** start of ROWS **

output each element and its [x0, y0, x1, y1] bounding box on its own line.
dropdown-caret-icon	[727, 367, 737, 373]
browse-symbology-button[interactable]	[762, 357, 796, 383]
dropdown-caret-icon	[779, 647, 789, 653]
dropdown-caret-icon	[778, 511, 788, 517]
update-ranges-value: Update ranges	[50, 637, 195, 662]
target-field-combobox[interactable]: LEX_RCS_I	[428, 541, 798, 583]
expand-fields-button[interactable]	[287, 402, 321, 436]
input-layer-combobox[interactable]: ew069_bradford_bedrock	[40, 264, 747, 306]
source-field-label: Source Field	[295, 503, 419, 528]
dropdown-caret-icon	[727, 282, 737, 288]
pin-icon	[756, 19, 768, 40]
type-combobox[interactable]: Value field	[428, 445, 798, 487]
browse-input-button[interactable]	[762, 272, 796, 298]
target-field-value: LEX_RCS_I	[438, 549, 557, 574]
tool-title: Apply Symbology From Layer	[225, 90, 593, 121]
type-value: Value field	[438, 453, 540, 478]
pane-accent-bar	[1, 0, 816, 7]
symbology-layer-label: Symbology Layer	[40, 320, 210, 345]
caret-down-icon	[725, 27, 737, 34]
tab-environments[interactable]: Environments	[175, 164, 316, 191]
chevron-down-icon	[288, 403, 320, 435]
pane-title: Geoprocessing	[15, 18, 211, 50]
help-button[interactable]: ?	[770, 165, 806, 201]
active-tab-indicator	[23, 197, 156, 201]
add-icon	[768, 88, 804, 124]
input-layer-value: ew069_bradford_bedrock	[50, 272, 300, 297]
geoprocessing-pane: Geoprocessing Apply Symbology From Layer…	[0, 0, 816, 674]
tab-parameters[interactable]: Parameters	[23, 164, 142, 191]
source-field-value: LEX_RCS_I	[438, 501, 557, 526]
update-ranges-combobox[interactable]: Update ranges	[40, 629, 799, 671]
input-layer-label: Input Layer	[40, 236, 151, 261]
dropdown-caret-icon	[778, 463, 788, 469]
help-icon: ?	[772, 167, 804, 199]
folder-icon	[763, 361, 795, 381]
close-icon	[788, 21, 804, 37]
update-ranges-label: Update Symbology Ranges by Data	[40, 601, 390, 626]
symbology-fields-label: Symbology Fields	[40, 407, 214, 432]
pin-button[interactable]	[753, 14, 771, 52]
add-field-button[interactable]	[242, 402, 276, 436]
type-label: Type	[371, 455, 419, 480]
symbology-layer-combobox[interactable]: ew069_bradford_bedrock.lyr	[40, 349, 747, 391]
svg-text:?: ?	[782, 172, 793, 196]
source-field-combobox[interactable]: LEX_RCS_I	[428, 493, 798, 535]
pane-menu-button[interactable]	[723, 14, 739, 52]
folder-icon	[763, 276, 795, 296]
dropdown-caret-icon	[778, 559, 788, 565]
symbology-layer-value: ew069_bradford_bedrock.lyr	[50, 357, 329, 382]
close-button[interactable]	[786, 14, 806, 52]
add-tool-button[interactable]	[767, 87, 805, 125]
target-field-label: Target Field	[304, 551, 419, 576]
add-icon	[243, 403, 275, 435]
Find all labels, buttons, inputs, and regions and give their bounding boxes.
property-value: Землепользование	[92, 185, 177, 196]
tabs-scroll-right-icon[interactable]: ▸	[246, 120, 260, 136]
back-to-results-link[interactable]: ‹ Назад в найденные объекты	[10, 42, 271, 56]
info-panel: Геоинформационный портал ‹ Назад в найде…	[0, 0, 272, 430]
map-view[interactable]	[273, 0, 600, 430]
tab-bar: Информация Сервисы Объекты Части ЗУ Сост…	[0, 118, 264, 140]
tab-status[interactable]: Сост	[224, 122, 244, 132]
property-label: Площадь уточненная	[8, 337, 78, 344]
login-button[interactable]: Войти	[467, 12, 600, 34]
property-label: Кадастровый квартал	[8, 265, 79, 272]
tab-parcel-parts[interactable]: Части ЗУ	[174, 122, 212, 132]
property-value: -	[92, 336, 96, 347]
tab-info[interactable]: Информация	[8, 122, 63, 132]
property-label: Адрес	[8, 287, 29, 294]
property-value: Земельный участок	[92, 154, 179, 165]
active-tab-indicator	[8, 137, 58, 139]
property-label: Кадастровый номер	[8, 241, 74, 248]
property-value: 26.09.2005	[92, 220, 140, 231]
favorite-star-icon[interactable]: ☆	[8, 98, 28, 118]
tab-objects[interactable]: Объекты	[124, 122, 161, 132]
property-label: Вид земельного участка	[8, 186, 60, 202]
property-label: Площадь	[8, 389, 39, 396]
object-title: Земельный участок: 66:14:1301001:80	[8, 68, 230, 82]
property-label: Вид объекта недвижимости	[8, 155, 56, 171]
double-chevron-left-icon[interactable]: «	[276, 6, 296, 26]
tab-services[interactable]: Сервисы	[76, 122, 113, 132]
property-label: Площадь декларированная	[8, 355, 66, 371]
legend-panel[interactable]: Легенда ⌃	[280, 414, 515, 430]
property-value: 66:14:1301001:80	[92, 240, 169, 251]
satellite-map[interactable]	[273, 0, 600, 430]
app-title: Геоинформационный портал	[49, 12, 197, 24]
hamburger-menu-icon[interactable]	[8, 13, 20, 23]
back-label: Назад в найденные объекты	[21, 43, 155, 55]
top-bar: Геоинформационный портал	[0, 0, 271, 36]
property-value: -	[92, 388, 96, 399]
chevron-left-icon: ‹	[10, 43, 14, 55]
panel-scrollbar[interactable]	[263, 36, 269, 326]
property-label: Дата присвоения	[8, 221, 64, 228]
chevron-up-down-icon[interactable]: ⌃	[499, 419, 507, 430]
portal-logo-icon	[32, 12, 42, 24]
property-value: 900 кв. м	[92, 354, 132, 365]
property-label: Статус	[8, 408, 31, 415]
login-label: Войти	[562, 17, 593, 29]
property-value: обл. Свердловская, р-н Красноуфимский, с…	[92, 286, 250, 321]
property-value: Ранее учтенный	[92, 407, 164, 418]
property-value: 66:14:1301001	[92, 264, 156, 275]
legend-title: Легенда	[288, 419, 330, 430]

** end of ROWS **

## [TASK GOAL]
Reproduce verbatim the entries above from their first line through the line containing "637, 195, 662]", including both of those lines.

## [SOLUTION FOR THIS TASK]
output each element and its [x0, y0, x1, y1] bounding box on its own line.
dropdown-caret-icon	[727, 367, 737, 373]
browse-symbology-button[interactable]	[762, 357, 796, 383]
dropdown-caret-icon	[779, 647, 789, 653]
dropdown-caret-icon	[778, 511, 788, 517]
update-ranges-value: Update ranges	[50, 637, 195, 662]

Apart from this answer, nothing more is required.